• Required work:
1 > According to the Mind & Matter Leaders text, how many people attended the first Mind & Matter conference?
2 > In the Mind & Matter Leaders text, reproduce word for word the passage starting with "Ashridge Executive Education is" and going on through "leading business schools.".

-- START Source document --

Mind & Matter Leaders has been borne from Mind & Matter 2015, a conference looking at the application of mindfulness at work. That inaugural conference saw over 150 attendees from diverse organisations.
Ashridge Executive Education is Executive Education Partner for the event. Ashridge is consistently ranked and accredited as one of the world’s leading business schools.
Megan Reitz, Associate Professor at Ashridge Executive Education, says:
“We are delighted to partner with Mind and Matter to provide a forum where leaders can access and assess the latest research on mindfulness, exchange experiences and learn from those designing and evaluating organisational interventions. With such a sudden increase in interest in mindfulness, it becomes important that we robustly examine how mindfulness might be relevant to leaders, their organisations and society and to share what we know and what we still don’t know about the subject. This then enables us to make choices as to whether, and how to change our own practice and intervene in organisational systems.
“There is a general consensus that leaders require new capacities to deal with the global challenges we face in the 21st century. Our volatile, uncertain, complex and ambiguous context emphasises the need for resilience, collaboration across boundaries and effectively making and learning from decisions.
“There is promising evidence that developing a practice of mindfulness can assist with these skills and this is one reason for the recent explosion of interest in the area from those practicing leadership and those helping to develop leaders.”

-- END Source document --
-- START Recorded data --

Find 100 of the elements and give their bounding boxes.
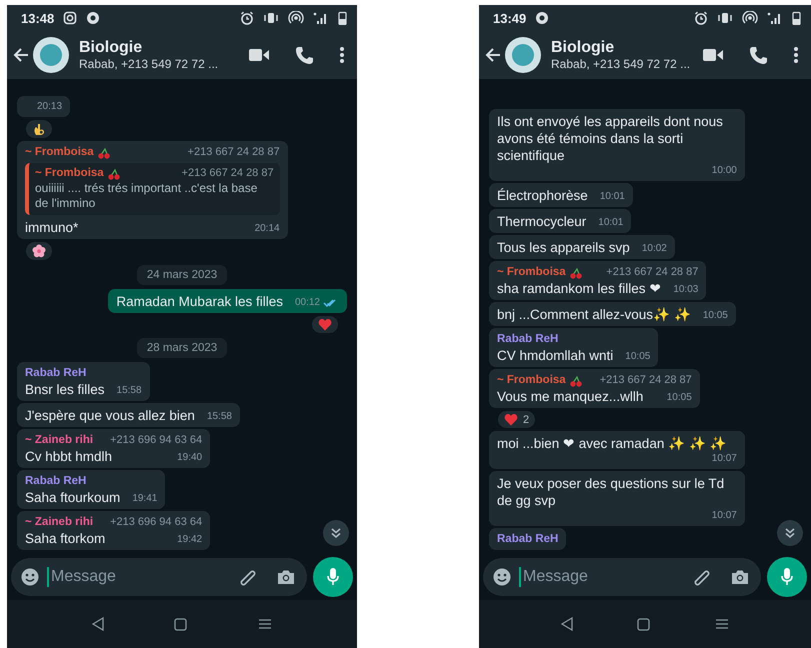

-- END Recorded data --

• Solutions per task:
1 > Over 150 attendees from diverse organisations.

2 >
Ashridge Executive Education is Executive Education Partner for the event. Ashridge is consistently ranked and accredited as one of the world’s leading business schools.